--- Start RECORD EXTRACTS ---

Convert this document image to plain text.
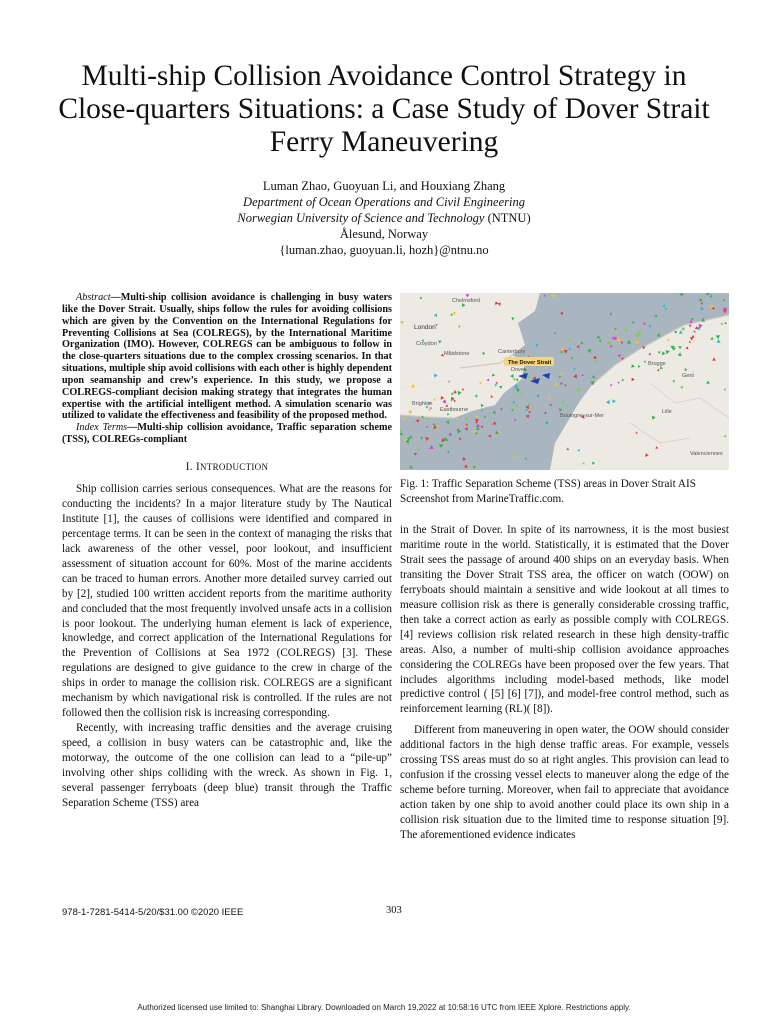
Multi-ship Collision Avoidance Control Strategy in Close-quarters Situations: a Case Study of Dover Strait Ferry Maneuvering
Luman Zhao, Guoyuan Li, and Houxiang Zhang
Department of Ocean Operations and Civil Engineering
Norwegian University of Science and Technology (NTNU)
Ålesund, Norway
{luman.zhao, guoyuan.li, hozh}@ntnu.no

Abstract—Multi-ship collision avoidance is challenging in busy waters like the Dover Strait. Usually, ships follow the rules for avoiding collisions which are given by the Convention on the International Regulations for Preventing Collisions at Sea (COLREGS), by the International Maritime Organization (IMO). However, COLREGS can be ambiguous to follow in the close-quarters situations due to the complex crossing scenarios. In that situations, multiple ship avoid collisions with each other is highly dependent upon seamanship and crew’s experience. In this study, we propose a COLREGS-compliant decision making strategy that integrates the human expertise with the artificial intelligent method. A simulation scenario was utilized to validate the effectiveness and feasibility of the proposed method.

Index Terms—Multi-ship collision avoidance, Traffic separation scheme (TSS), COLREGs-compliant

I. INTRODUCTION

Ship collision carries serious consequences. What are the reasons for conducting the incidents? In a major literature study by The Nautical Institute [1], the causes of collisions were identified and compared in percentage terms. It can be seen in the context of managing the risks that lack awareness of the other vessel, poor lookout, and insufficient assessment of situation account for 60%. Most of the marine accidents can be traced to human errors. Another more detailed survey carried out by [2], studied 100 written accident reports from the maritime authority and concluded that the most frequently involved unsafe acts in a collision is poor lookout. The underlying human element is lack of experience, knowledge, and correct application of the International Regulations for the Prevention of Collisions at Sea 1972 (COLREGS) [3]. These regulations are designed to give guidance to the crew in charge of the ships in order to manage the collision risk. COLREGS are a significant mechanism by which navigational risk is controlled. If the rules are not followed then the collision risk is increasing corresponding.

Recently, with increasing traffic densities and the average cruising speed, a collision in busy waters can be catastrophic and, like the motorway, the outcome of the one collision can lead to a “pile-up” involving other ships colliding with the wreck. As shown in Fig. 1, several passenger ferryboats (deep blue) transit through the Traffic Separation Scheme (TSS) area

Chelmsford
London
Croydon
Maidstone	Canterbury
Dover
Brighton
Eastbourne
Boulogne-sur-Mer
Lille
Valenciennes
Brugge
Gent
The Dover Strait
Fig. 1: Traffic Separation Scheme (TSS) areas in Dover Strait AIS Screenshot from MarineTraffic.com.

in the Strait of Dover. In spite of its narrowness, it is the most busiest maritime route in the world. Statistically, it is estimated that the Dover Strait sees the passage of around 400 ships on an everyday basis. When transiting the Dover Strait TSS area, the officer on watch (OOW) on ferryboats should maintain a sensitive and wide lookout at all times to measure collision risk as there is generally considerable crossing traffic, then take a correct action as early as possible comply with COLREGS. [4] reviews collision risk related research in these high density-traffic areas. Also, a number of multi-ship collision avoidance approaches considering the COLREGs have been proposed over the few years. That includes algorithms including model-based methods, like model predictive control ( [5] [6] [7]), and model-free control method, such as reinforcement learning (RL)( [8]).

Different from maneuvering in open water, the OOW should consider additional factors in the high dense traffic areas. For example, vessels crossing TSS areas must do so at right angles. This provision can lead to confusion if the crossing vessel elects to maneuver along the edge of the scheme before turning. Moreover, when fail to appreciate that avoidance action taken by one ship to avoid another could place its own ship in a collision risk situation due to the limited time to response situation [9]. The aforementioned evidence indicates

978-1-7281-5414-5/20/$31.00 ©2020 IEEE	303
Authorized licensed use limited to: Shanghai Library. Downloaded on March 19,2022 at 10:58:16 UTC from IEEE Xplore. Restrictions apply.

--- End RECORD EXTRACTS ---
--- Start RECORD EXTRACTS ---

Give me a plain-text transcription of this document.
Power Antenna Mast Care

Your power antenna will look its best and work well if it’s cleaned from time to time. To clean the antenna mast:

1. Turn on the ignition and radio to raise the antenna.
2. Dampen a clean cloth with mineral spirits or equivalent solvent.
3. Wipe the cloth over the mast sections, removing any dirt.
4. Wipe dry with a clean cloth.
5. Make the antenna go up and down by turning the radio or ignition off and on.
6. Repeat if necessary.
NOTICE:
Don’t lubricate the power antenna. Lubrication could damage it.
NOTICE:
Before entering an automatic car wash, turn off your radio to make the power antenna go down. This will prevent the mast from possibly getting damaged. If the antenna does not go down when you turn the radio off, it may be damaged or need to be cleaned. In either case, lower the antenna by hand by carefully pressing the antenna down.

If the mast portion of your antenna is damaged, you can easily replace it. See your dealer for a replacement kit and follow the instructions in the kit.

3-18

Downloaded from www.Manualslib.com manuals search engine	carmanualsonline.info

--- End RECORD EXTRACTS ---
--- Start RECORD EXTRACTS ---

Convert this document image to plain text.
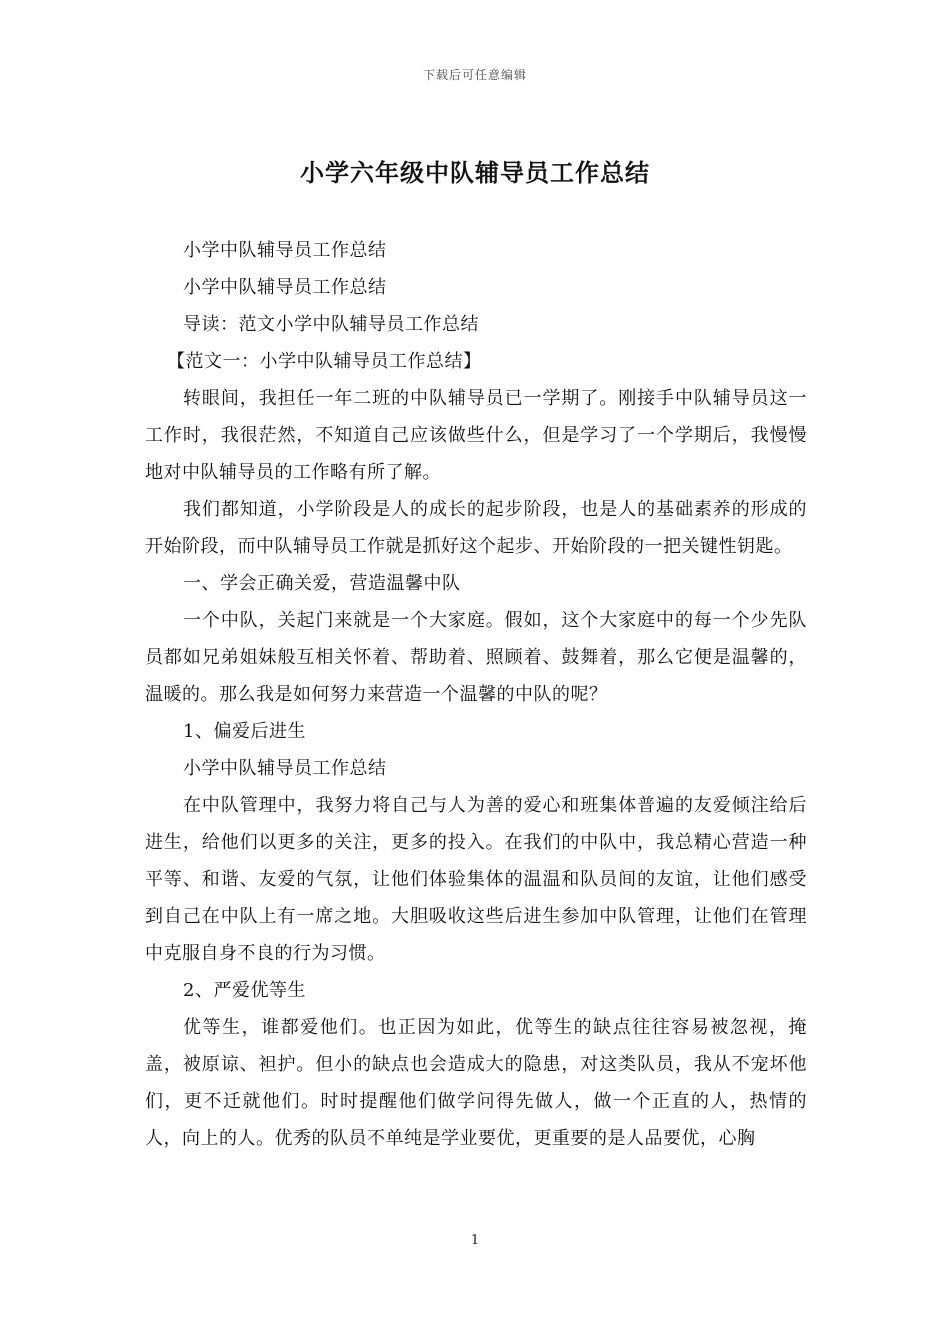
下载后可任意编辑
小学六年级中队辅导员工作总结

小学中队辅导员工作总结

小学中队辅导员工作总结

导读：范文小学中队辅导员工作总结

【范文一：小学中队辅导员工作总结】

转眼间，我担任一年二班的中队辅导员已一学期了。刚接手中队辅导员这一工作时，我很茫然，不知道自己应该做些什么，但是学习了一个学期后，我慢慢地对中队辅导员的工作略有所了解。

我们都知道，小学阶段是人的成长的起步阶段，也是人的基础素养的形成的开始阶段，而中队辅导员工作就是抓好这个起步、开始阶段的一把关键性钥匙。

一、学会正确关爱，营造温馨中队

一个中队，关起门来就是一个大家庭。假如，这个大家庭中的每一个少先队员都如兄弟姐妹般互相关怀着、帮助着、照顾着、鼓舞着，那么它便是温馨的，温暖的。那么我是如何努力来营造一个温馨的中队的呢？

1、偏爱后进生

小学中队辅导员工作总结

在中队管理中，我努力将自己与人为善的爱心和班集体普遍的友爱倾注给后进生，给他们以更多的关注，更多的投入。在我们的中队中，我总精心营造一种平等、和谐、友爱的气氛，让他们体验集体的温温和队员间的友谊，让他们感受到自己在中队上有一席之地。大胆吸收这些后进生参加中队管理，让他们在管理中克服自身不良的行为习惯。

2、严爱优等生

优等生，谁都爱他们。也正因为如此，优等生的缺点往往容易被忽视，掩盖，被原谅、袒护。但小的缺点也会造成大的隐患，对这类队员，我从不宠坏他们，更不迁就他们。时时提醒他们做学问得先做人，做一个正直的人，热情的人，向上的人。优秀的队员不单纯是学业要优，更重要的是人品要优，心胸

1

--- End RECORD EXTRACTS ---

## EXERCISE DESCRIPTION
Search the records for the string "Regulations" and return every line in which it occurs.

## SOLUTION TO THE EXERCISE
Abstract—Multi-ship collision avoidance is challenging in busy waters like the Dover Strait. Usually, ships follow the rules for avoiding collisions which are given by the Convention on the International Regulations for Preventing Collisions at Sea (COLREGS), by the International Maritime Organization (IMO). However, COLREGS can be ambiguous to follow in the close-quarters situations due to the complex crossing scenarios. In that situations, multiple ship avoid collisions with each other is highly dependent upon seamanship and crew’s experience. In this study, we propose a COLREGS-compliant decision making strategy that integrates the human expertise with the artificial intelligent method. A simulation scenario was utilized to validate the effectiveness and feasibility of the proposed method.
Ship collision carries serious consequences. What are the reasons for conducting the incidents? In a major literature study by The Nautical Institute [1], the causes of collisions were identified and compared in percentage terms. It can be seen in the context of managing the risks that lack awareness of the other vessel, poor lookout, and insufficient assessment of situation account for 60%. Most of the marine accidents can be traced to human errors. Another more detailed survey carried out by [2], studied 100 written accident reports from the maritime authority and concluded that the most frequently involved unsafe acts in a collision is poor lookout. The underlying human element is lack of experience, knowledge, and correct application of the International Regulations for the Prevention of Collisions at Sea 1972 (COLREGS) [3]. These regulations are designed to give guidance to the crew in charge of the ships in order to manage the collision risk. COLREGS are a significant mechanism by which navigational risk is controlled. If the rules are not followed then the collision risk is increasing corresponding.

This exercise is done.